» Dataset excerpts
[start]

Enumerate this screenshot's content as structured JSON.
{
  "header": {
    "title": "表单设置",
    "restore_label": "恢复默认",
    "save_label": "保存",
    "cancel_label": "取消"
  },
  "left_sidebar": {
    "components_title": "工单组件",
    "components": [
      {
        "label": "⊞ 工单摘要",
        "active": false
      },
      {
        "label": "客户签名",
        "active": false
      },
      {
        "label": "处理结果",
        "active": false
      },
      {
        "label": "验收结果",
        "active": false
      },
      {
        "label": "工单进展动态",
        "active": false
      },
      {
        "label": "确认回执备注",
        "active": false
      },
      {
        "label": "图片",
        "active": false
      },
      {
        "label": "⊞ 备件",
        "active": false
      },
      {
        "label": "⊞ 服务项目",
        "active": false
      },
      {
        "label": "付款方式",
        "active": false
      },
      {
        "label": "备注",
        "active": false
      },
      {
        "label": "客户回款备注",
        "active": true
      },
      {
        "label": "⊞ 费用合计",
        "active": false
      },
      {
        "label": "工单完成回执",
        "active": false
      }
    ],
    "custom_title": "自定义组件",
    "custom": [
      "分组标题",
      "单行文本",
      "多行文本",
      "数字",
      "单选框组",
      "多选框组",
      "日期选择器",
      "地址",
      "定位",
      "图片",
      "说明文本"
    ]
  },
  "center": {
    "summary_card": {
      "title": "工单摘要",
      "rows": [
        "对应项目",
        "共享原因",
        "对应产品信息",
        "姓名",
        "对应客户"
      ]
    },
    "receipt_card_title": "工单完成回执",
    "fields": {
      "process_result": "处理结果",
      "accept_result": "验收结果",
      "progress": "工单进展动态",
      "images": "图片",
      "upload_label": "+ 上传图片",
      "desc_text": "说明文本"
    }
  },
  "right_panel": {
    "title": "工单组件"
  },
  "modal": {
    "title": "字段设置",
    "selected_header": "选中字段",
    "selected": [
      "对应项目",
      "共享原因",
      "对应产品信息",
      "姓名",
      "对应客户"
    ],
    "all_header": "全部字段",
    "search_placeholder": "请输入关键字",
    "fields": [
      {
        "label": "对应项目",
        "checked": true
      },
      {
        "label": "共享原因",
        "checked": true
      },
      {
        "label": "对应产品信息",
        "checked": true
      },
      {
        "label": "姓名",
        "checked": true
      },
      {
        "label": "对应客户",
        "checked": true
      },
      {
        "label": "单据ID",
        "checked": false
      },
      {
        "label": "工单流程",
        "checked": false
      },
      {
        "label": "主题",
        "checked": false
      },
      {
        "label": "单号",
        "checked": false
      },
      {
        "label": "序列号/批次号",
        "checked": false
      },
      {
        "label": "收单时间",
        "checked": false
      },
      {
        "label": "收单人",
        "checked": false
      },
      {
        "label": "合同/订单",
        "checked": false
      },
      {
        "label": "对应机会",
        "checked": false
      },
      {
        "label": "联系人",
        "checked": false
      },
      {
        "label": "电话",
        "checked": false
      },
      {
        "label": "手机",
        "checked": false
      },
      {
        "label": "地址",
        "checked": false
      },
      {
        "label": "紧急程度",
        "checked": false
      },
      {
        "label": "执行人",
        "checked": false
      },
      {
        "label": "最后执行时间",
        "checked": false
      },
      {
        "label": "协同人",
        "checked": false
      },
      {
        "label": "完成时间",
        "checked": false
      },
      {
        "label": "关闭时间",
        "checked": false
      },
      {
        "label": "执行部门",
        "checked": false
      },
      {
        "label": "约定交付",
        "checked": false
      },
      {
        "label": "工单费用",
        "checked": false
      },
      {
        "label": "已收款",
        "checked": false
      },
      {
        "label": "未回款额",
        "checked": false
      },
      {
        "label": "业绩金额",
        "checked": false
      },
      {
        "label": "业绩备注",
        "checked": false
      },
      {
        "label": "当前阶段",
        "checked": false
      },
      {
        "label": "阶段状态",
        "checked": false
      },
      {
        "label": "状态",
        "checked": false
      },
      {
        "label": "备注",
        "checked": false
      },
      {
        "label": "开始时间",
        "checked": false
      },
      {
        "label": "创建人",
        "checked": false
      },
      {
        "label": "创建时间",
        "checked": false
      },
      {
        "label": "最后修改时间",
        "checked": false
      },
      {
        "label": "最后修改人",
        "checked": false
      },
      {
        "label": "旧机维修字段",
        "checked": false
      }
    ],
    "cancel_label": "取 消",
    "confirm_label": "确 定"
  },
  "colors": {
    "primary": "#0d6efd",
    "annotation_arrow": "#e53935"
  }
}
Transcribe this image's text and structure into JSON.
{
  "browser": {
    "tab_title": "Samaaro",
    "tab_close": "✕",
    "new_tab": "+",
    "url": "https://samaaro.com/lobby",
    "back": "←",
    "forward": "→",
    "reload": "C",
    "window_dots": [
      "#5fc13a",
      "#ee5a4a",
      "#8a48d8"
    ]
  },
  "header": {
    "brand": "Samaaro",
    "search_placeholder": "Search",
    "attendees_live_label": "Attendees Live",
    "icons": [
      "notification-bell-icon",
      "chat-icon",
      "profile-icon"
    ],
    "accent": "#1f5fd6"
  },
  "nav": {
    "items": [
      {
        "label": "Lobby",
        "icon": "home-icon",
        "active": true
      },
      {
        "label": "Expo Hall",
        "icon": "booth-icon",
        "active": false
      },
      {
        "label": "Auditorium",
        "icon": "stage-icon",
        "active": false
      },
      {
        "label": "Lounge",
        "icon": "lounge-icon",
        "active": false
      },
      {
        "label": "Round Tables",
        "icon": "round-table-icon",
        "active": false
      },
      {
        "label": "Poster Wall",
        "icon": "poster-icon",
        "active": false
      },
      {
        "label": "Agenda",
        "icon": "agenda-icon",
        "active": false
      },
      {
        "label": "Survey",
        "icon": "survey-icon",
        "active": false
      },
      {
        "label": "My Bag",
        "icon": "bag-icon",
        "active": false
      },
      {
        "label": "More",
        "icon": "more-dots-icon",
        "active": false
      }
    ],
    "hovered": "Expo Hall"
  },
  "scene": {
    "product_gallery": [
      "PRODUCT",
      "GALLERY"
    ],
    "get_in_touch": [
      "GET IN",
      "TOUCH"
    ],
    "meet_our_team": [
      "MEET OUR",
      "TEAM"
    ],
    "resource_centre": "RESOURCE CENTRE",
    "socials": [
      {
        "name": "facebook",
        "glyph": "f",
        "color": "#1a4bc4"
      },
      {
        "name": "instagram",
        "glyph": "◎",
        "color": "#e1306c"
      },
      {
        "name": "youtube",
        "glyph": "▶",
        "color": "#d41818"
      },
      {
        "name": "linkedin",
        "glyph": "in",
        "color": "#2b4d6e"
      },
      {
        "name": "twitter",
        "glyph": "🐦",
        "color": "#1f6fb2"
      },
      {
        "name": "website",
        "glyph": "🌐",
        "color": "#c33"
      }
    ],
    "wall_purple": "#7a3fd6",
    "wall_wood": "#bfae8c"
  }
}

[end]

» Work to be completed
All records above must be set down exactly, please.

» Written answer
Enumerate this screenshot's content as structured JSON.
{
  "header": {
    "title": "表单设置",
    "restore_label": "恢复默认",
    "save_label": "保存",
    "cancel_label": "取消"
  },
  "left_sidebar": {
    "components_title": "工单组件",
    "components": [
      {
        "label": "⊞ 工单摘要",
        "active": false
      },
      {
        "label": "客户签名",
        "active": false
      },
      {
        "label": "处理结果",
        "active": false
      },
      {
        "label": "验收结果",
        "active": false
      },
      {
        "label": "工单进展动态",
        "active": false
      },
      {
        "label": "确认回执备注",
        "active": false
      },
      {
        "label": "图片",
        "active": false
      },
      {
        "label": "⊞ 备件",
        "active": false
      },
      {
        "label": "⊞ 服务项目",
        "active": false
      },
      {
        "label": "付款方式",
        "active": false
      },
      {
        "label": "备注",
        "active": false
      },
      {
        "label": "客户回款备注",
        "active": true
      },
      {
        "label": "⊞ 费用合计",
        "active": false
      },
      {
        "label": "工单完成回执",
        "active": false
      }
    ],
    "custom_title": "自定义组件",
    "custom": [
      "分组标题",
      "单行文本",
      "多行文本",
      "数字",
      "单选框组",
      "多选框组",
      "日期选择器",
      "地址",
      "定位",
      "图片",
      "说明文本"
    ]
  },
  "center": {
    "summary_card": {
      "title": "工单摘要",
      "rows": [
        "对应项目",
        "共享原因",
        "对应产品信息",
        "姓名",
        "对应客户"
      ]
    },
    "receipt_card_title": "工单完成回执",
    "fields": {
      "process_result": "处理结果",
      "accept_result": "验收结果",
      "progress": "工单进展动态",
      "images": "图片",
      "upload_label": "+ 上传图片",
      "desc_text": "说明文本"
    }
  },
  "right_panel": {
    "title": "工单组件"
  },
  "modal": {
    "title": "字段设置",
    "selected_header": "选中字段",
    "selected": [
      "对应项目",
      "共享原因",
      "对应产品信息",
      "姓名",
      "对应客户"
    ],
    "all_header": "全部字段",
    "search_placeholder": "请输入关键字",
    "fields": [
      {
        "label": "对应项目",
        "checked": true
      },
      {
        "label": "共享原因",
        "checked": true
      },
      {
        "label": "对应产品信息",
        "checked": true
      },
      {
        "label": "姓名",
        "checked": true
      },
      {
        "label": "对应客户",
        "checked": true
      },
      {
        "label": "单据ID",
        "checked": false
      },
      {
        "label": "工单流程",
        "checked": false
      },
      {
        "label": "主题",
        "checked": false
      },
      {
        "label": "单号",
        "checked": false
      },
      {
        "label": "序列号/批次号",
        "checked": false
      },
      {
        "label": "收单时间",
        "checked": false
      },
      {
        "label": "收单人",
        "checked": false
      },
      {
        "label": "合同/订单",
        "checked": false
      },
      {
        "label": "对应机会",
        "checked": false
      },
      {
        "label": "联系人",
        "checked": false
      },
      {
        "label": "电话",
        "checked": false
      },
      {
        "label": "手机",
        "checked": false
      },
      {
        "label": "地址",
        "checked": false
      },
      {
        "label": "紧急程度",
        "checked": false
      },
      {
        "label": "执行人",
        "checked": false
      },
      {
        "label": "最后执行时间",
        "checked": false
      },
      {
        "label": "协同人",
        "checked": false
      },
      {
        "label": "完成时间",
        "checked": false
      },
      {
        "label": "关闭时间",
        "checked": false
      },
      {
        "label": "执行部门",
        "checked": false
      },
      {
        "label": "约定交付",
        "checked": false
      },
      {
        "label": "工单费用",
        "checked": false
      },
      {
        "label": "已收款",
        "checked": false
      },
      {
        "label": "未回款额",
        "checked": false
      },
      {
        "label": "业绩金额",
        "checked": false
      },
      {
        "label": "业绩备注",
        "checked": false
      },
      {
        "label": "当前阶段",
        "checked": false
      },
      {
        "label": "阶段状态",
        "checked": false
      },
      {
        "label": "状态",
        "checked": false
      },
      {
        "label": "备注",
        "checked": false
      },
      {
        "label": "开始时间",
        "checked": false
      },
      {
        "label": "创建人",
        "checked": false
      },
      {
        "label": "创建时间",
        "checked": false
      },
      {
        "label": "最后修改时间",
        "checked": false
      },
      {
        "label": "最后修改人",
        "checked": false
      },
      {
        "label": "旧机维修字段",
        "checked": false
      }
    ],
    "cancel_label": "取 消",
    "confirm_label": "确 定"
  },
  "colors": {
    "primary": "#0d6efd",
    "annotation_arrow": "#e53935"
  }
}
Transcribe this image's text and structure into JSON.
{
  "browser": {
    "tab_title": "Samaaro",
    "tab_close": "✕",
    "new_tab": "+",
    "url": "https://samaaro.com/lobby",
    "back": "←",
    "forward": "→",
    "reload": "C",
    "window_dots": [
      "#5fc13a",
      "#ee5a4a",
      "#8a48d8"
    ]
  },
  "header": {
    "brand": "Samaaro",
    "search_placeholder": "Search",
    "attendees_live_label": "Attendees Live",
    "icons": [
      "notification-bell-icon",
      "chat-icon",
      "profile-icon"
    ],
    "accent": "#1f5fd6"
  },
  "nav": {
    "items": [
      {
        "label": "Lobby",
        "icon": "home-icon",
        "active": true
      },
      {
        "label": "Expo Hall",
        "icon": "booth-icon",
        "active": false
      },
      {
        "label": "Auditorium",
        "icon": "stage-icon",
        "active": false
      },
      {
        "label": "Lounge",
        "icon": "lounge-icon",
        "active": false
      },
      {
        "label": "Round Tables",
        "icon": "round-table-icon",
        "active": false
      },
      {
        "label": "Poster Wall",
        "icon": "poster-icon",
        "active": false
      },
      {
        "label": "Agenda",
        "icon": "agenda-icon",
        "active": false
      },
      {
        "label": "Survey",
        "icon": "survey-icon",
        "active": false
      },
      {
        "label": "My Bag",
        "icon": "bag-icon",
        "active": false
      },
      {
        "label": "More",
        "icon": "more-dots-icon",
        "active": false
      }
    ],
    "hovered": "Expo Hall"
  },
  "scene": {
    "product_gallery": [
      "PRODUCT",
      "GALLERY"
    ],
    "get_in_touch": [
      "GET IN",
      "TOUCH"
    ],
    "meet_our_team": [
      "MEET OUR",
      "TEAM"
    ],
    "resource_centre": "RESOURCE CENTRE",
    "socials": [
      {
        "name": "facebook",
        "glyph": "f",
        "color": "#1a4bc4"
      },
      {
        "name": "instagram",
        "glyph": "◎",
        "color": "#e1306c"
      },
      {
        "name": "youtube",
        "glyph": "▶",
        "color": "#d41818"
      },
      {
        "name": "linkedin",
        "glyph": "in",
        "color": "#2b4d6e"
      },
      {
        "name": "twitter",
        "glyph": "🐦",
        "color": "#1f6fb2"
      },
      {
        "name": "website",
        "glyph": "🌐",
        "color": "#c33"
      }
    ],
    "wall_purple": "#7a3fd6",
    "wall_wood": "#bfae8c"
  }
}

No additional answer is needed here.